*What is required*.
Return all lines that include the string "structured".

*Records about charts and figures*.
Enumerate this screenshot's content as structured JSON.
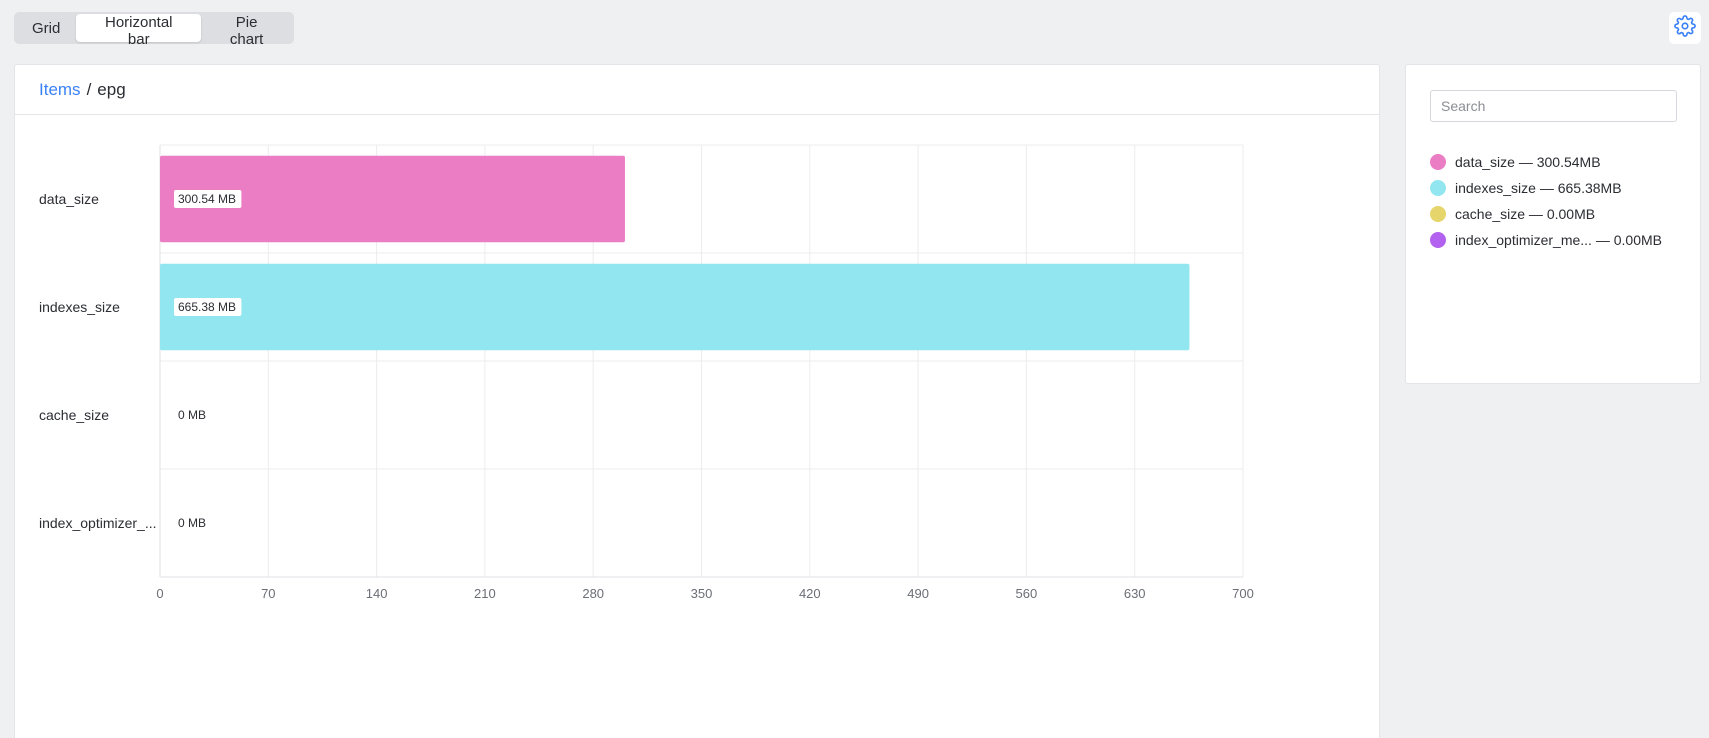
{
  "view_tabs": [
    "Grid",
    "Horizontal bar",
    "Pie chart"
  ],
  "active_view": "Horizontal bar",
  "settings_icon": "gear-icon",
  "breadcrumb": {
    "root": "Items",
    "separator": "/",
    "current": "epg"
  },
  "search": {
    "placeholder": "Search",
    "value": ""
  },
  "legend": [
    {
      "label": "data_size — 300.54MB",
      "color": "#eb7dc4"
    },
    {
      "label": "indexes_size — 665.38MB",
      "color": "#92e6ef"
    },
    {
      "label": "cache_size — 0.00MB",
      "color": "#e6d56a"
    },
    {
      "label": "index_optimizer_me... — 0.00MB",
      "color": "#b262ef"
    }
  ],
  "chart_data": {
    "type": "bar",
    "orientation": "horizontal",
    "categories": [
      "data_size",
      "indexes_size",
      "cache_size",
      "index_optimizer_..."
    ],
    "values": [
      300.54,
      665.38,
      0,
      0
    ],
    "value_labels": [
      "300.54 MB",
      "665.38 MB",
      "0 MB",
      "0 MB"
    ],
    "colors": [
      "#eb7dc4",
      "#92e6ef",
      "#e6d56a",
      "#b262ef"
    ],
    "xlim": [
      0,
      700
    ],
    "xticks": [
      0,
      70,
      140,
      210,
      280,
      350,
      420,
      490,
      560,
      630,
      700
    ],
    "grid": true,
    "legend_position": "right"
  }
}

---

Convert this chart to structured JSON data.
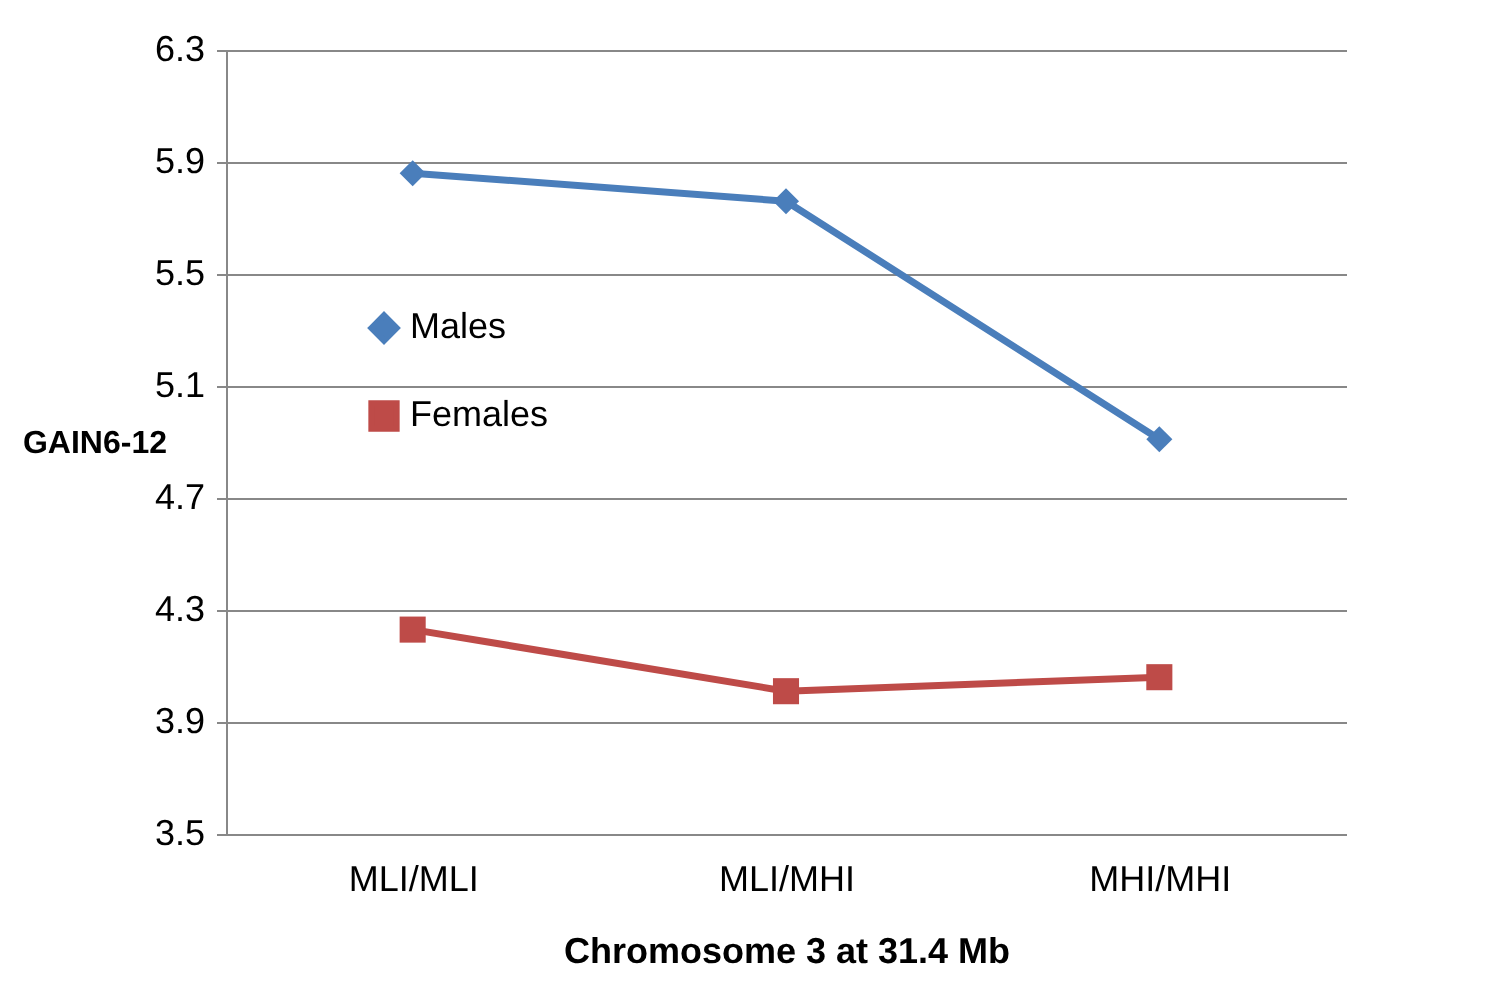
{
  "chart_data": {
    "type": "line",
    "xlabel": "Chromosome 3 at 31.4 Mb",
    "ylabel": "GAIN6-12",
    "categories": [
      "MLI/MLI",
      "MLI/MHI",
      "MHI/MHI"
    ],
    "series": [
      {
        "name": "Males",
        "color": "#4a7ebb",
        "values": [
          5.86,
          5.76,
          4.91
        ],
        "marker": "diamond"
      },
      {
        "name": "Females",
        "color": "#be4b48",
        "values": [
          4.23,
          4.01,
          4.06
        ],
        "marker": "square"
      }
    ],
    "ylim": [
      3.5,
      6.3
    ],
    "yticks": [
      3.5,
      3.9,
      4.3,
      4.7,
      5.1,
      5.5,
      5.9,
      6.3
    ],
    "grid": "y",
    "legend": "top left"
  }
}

*Reply*.
Enumerate this screenshot's content as structured JSON.
Convert this chart to structured JSON data.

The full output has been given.